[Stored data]
****************

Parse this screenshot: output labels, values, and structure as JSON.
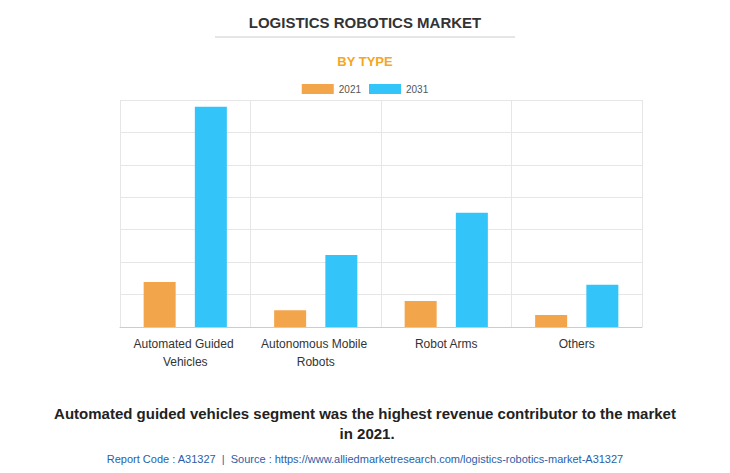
{
  "chart_data": {
    "type": "bar",
    "title": "LOGISTICS ROBOTICS MARKET",
    "subtitle": "BY TYPE",
    "categories": [
      "Automated Guided Vehicles",
      "Autonomous Mobile Robots",
      "Robot Arms",
      "Others"
    ],
    "series": [
      {
        "name": "2021",
        "color": "#f2a54a",
        "values": [
          1.39,
          0.52,
          0.8,
          0.37
        ]
      },
      {
        "name": "2031",
        "color": "#33c5f9",
        "values": [
          6.79,
          2.22,
          3.52,
          1.3
        ]
      }
    ],
    "ylim": [
      0,
      7
    ],
    "yticks": [
      0,
      1,
      2,
      3,
      4,
      5,
      6,
      7
    ],
    "grid": true,
    "legend": "top",
    "tick_labels": "x",
    "annotations": [
      "Automated guided vehicles segment was the highest revenue contributor to the market in 2021.",
      "Report Code : A31327  |  Source : https://www.alliedmarketresearch.com/logistics-robotics-market-A31327"
    ]
  }
}
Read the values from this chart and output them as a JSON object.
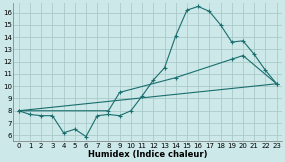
{
  "xlabel": "Humidex (Indice chaleur)",
  "bg_color": "#cce8e8",
  "grid_color": "#aacaca",
  "line_color": "#1a6e6e",
  "xlim": [
    -0.5,
    23.5
  ],
  "ylim": [
    5.5,
    16.8
  ],
  "xticks": [
    0,
    1,
    2,
    3,
    4,
    5,
    6,
    7,
    8,
    9,
    10,
    11,
    12,
    13,
    14,
    15,
    16,
    17,
    18,
    19,
    20,
    21,
    22,
    23
  ],
  "yticks": [
    6,
    7,
    8,
    9,
    10,
    11,
    12,
    13,
    14,
    15,
    16
  ],
  "line1_x": [
    0,
    1,
    2,
    3,
    4,
    5,
    6,
    7,
    8,
    9,
    10,
    11,
    12,
    13,
    14,
    15,
    16,
    17,
    18,
    19,
    20,
    21,
    22,
    23
  ],
  "line1_y": [
    8.0,
    7.7,
    7.6,
    7.6,
    6.2,
    6.5,
    5.9,
    7.6,
    7.7,
    7.6,
    8.0,
    9.2,
    10.5,
    11.5,
    14.1,
    16.2,
    16.5,
    16.1,
    15.0,
    13.6,
    13.7,
    12.6,
    11.3,
    10.2
  ],
  "line2_x": [
    0,
    8,
    9,
    14,
    19,
    20,
    23
  ],
  "line2_y": [
    8.0,
    8.0,
    9.5,
    10.7,
    12.2,
    12.5,
    10.2
  ],
  "line3_x": [
    0,
    23
  ],
  "line3_y": [
    8.0,
    10.2
  ]
}
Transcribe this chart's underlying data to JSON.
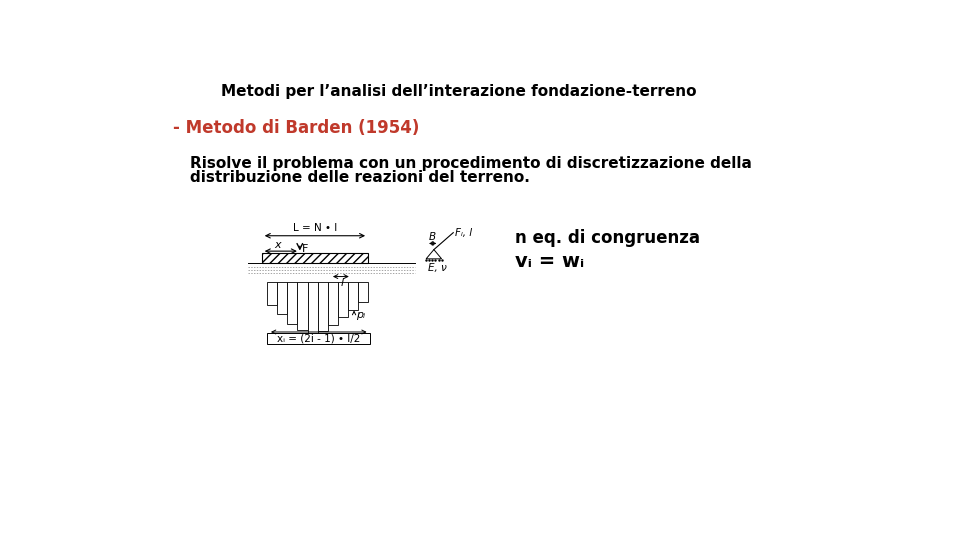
{
  "title": "Metodi per l’analisi dell’interazione fondazione-terreno",
  "subtitle": "- Metodo di Barden (1954)",
  "body_line1": "Risolve il problema con un procedimento di discretizzazione della",
  "body_line2": "distribuzione delle reazioni del terreno.",
  "eq_congruenza": "n eq. di congruenza",
  "eq_vi_wi": "vᵢ = wᵢ",
  "bg_color": "#ffffff",
  "title_color": "#000000",
  "subtitle_color": "#c0392b",
  "body_color": "#000000",
  "title_fontsize": 11,
  "subtitle_fontsize": 12,
  "body_fontsize": 11,
  "eq_fontsize": 12
}
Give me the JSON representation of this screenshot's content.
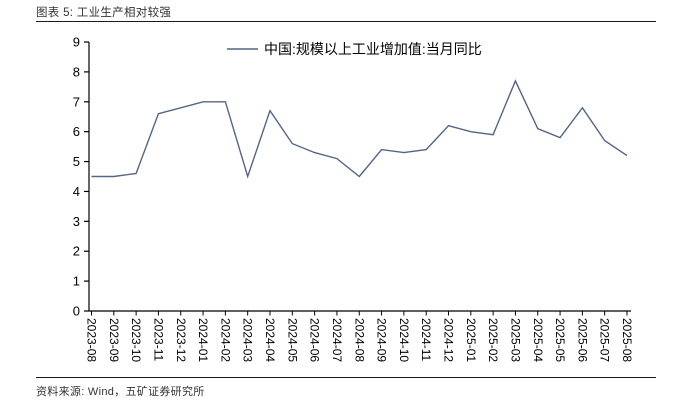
{
  "figure": {
    "title": "图表 5: 工业生产相对较强",
    "source_note": "资料来源: Wind，五矿证券研究所"
  },
  "colors": {
    "series_line": "#546586",
    "axis": "#000000",
    "divider": "#1a1a1a",
    "text": "#333333"
  },
  "chart_data": {
    "type": "line",
    "title": "",
    "xlabel": "",
    "ylabel": "",
    "legend": "中国:规模以上工业增加值:当月同比",
    "legend_position": "top-center",
    "grid": false,
    "ylim": [
      0,
      9
    ],
    "y_ticks": [
      0,
      1,
      2,
      3,
      4,
      5,
      6,
      7,
      8,
      9
    ],
    "categories": [
      "2023-08",
      "2023-09",
      "2023-10",
      "2023-11",
      "2023-12",
      "2024-01",
      "2024-02",
      "2024-03",
      "2024-04",
      "2024-05",
      "2024-06",
      "2024-07",
      "2024-08",
      "2024-09",
      "2024-10",
      "2024-11",
      "2024-12",
      "2025-01",
      "2025-02",
      "2025-03",
      "2025-04",
      "2025-05",
      "2025-06",
      "2025-07",
      "2025-08"
    ],
    "series": [
      {
        "name": "中国:规模以上工业增加值:当月同比",
        "color": "#546586",
        "values": [
          4.5,
          4.5,
          4.6,
          6.6,
          6.8,
          7.0,
          7.0,
          4.5,
          6.7,
          5.6,
          5.3,
          5.1,
          4.5,
          5.4,
          5.3,
          5.4,
          6.2,
          6.0,
          5.9,
          7.7,
          6.1,
          5.8,
          6.8,
          5.7,
          5.2
        ]
      }
    ]
  }
}
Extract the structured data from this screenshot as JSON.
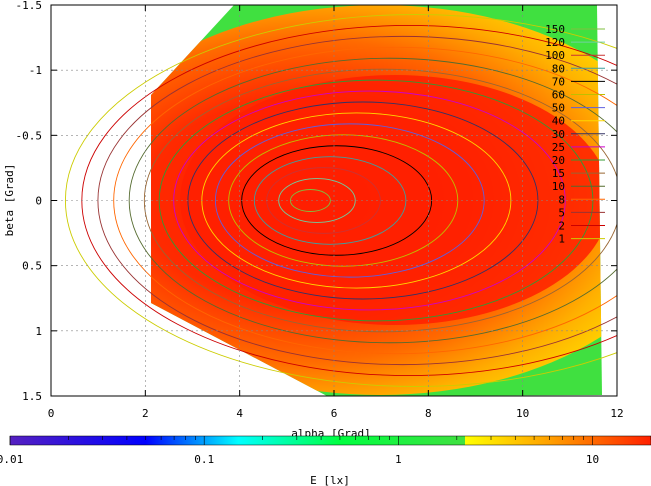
{
  "chart_data": {
    "type": "heatmap",
    "title": "",
    "xlabel": "alpha [Grad]",
    "ylabel": "beta [Grad]",
    "xlim": [
      0,
      12
    ],
    "ylim": [
      1.5,
      -1.5
    ],
    "x_ticks": [
      0,
      2,
      4,
      6,
      8,
      10,
      12
    ],
    "y_ticks": [
      -1.5,
      -1,
      -0.5,
      0,
      0.5,
      1,
      1.5
    ],
    "x_tick_labels": [
      "0",
      "2",
      "4",
      "6",
      "8",
      "10",
      "12"
    ],
    "y_tick_labels": [
      "-1.5",
      "-1",
      "-0.5",
      "0",
      "0.5",
      "1",
      "1.5"
    ],
    "grid": true,
    "legend_position": "top-right",
    "contour_levels": [
      {
        "label": "150",
        "color": "#7fbf3f"
      },
      {
        "label": "120",
        "color": "#6fcf9f"
      },
      {
        "label": "100",
        "color": "#cc3333"
      },
      {
        "label": "80",
        "color": "#3f9f9f"
      },
      {
        "label": "70",
        "color": "#000000"
      },
      {
        "label": "60",
        "color": "#bfbf00"
      },
      {
        "label": "50",
        "color": "#5f5fdf"
      },
      {
        "label": "40",
        "color": "#ffd700"
      },
      {
        "label": "30",
        "color": "#333366"
      },
      {
        "label": "25",
        "color": "#cc00cc"
      },
      {
        "label": "20",
        "color": "#339933"
      },
      {
        "label": "15",
        "color": "#996633"
      },
      {
        "label": "10",
        "color": "#556b2f"
      },
      {
        "label": "8",
        "color": "#ff6600"
      },
      {
        "label": "5",
        "color": "#993333"
      },
      {
        "label": "2",
        "color": "#cc0000"
      },
      {
        "label": "1",
        "color": "#cccc00"
      }
    ],
    "colorbar": {
      "label": "E [lx]",
      "scale": "log",
      "range": [
        0.01,
        20
      ],
      "tick_labels": [
        "0.01",
        "0.1",
        "1",
        "10"
      ],
      "tick_values": [
        0.01,
        0.1,
        1,
        10
      ],
      "colors": [
        {
          "value": 0.01,
          "color": "#5520c0"
        },
        {
          "value": 0.05,
          "color": "#0000ff"
        },
        {
          "value": 0.15,
          "color": "#00ffff"
        },
        {
          "value": 0.5,
          "color": "#00ff40"
        },
        {
          "value": 2.2,
          "color": "#40e040"
        },
        {
          "value": 2.21,
          "color": "#ffff00"
        },
        {
          "value": 6,
          "color": "#ffa000"
        },
        {
          "value": 20,
          "color": "#ff2000"
        }
      ]
    },
    "peak": {
      "alpha": 5.5,
      "beta": 0,
      "value": 150
    }
  }
}
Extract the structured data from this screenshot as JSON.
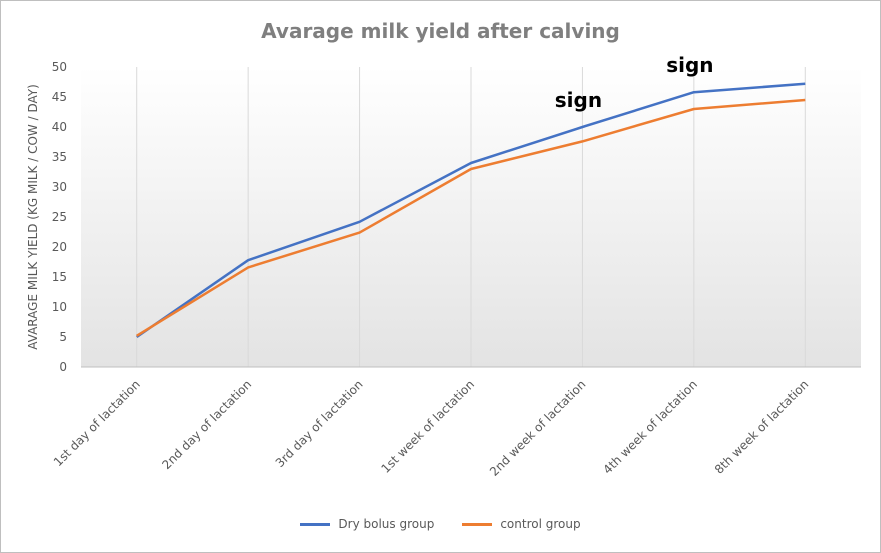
{
  "chart_data": {
    "type": "line",
    "title": "Avarage milk yield after calving",
    "ylabel": "AVARAGE  MILK YIELD (KG MILK / COW / DAY)",
    "xlabel": "",
    "categories": [
      "1st day of lactation",
      "2nd day of lactation",
      "3rd day of lactation",
      "1st week of lactation",
      "2nd week of lactation",
      "4th week of lactation",
      "8th week of lactation"
    ],
    "series": [
      {
        "name": "Dry bolus group",
        "color": "#4472c4",
        "values": [
          5.0,
          17.8,
          24.2,
          34.0,
          40.0,
          45.8,
          47.2
        ]
      },
      {
        "name": "control group",
        "color": "#ed7d31",
        "values": [
          5.2,
          16.6,
          22.4,
          33.0,
          37.6,
          43.0,
          44.5
        ]
      }
    ],
    "ylim": [
      0,
      50
    ],
    "yticks": [
      0,
      5,
      10,
      15,
      20,
      25,
      30,
      35,
      40,
      45,
      50
    ],
    "grid": "vertical",
    "legend": "bottom",
    "annotations": [
      {
        "text": "sign",
        "category": "2nd week of lactation"
      },
      {
        "text": "sign",
        "category": "4th week of lactation"
      }
    ]
  }
}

****************

• [What this task involves]: Among the lines above, how many contain the string "screenshot"? State the number alone.

• [Solved problem]: 4